- STATED EXERCISE -
Write out all of the data without omission, exactly as shown.

----

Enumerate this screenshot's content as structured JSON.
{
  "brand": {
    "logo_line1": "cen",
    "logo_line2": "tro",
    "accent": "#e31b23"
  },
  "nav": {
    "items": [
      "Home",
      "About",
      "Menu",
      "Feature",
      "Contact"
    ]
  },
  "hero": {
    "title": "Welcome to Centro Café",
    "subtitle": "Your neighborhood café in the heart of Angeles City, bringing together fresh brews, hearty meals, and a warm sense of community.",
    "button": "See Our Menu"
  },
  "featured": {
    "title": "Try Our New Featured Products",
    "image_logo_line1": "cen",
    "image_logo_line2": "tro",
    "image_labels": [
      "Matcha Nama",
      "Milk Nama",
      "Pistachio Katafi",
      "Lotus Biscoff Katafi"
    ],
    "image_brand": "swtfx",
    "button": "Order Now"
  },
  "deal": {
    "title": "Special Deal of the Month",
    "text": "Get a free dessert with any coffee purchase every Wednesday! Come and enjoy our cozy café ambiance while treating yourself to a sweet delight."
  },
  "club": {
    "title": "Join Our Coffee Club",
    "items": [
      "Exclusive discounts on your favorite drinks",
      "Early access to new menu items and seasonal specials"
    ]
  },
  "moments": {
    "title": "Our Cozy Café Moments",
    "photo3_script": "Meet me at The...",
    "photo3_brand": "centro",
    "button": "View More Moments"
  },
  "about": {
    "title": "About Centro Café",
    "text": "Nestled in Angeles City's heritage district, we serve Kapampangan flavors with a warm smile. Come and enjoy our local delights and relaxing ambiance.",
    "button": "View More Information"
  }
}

----

- SOLVED PROBLEM -
Enumerate this screenshot's content as structured JSON.
{
  "brand": {
    "logo_line1": "cen",
    "logo_line2": "tro",
    "accent": "#e31b23"
  },
  "nav": {
    "items": [
      "Home",
      "About",
      "Menu",
      "Feature",
      "Contact"
    ]
  },
  "hero": {
    "title": "Welcome to Centro Café",
    "subtitle": "Your neighborhood café in the heart of Angeles City, bringing together fresh brews, hearty meals, and a warm sense of community.",
    "button": "See Our Menu"
  },
  "featured": {
    "title": "Try Our New Featured Products",
    "image_logo_line1": "cen",
    "image_logo_line2": "tro",
    "image_labels": [
      "Matcha Nama",
      "Milk Nama",
      "Pistachio Katafi",
      "Lotus Biscoff Katafi"
    ],
    "image_brand": "swtfx",
    "button": "Order Now"
  },
  "deal": {
    "title": "Special Deal of the Month",
    "text": "Get a free dessert with any coffee purchase every Wednesday! Come and enjoy our cozy café ambiance while treating yourself to a sweet delight."
  },
  "club": {
    "title": "Join Our Coffee Club",
    "items": [
      "Exclusive discounts on your favorite drinks",
      "Early access to new menu items and seasonal specials"
    ]
  },
  "moments": {
    "title": "Our Cozy Café Moments",
    "photo3_script": "Meet me at The...",
    "photo3_brand": "centro",
    "button": "View More Moments"
  },
  "about": {
    "title": "About Centro Café",
    "text": "Nestled in Angeles City's heritage district, we serve Kapampangan flavors with a warm smile. Come and enjoy our local delights and relaxing ambiance.",
    "button": "View More Information"
  }
}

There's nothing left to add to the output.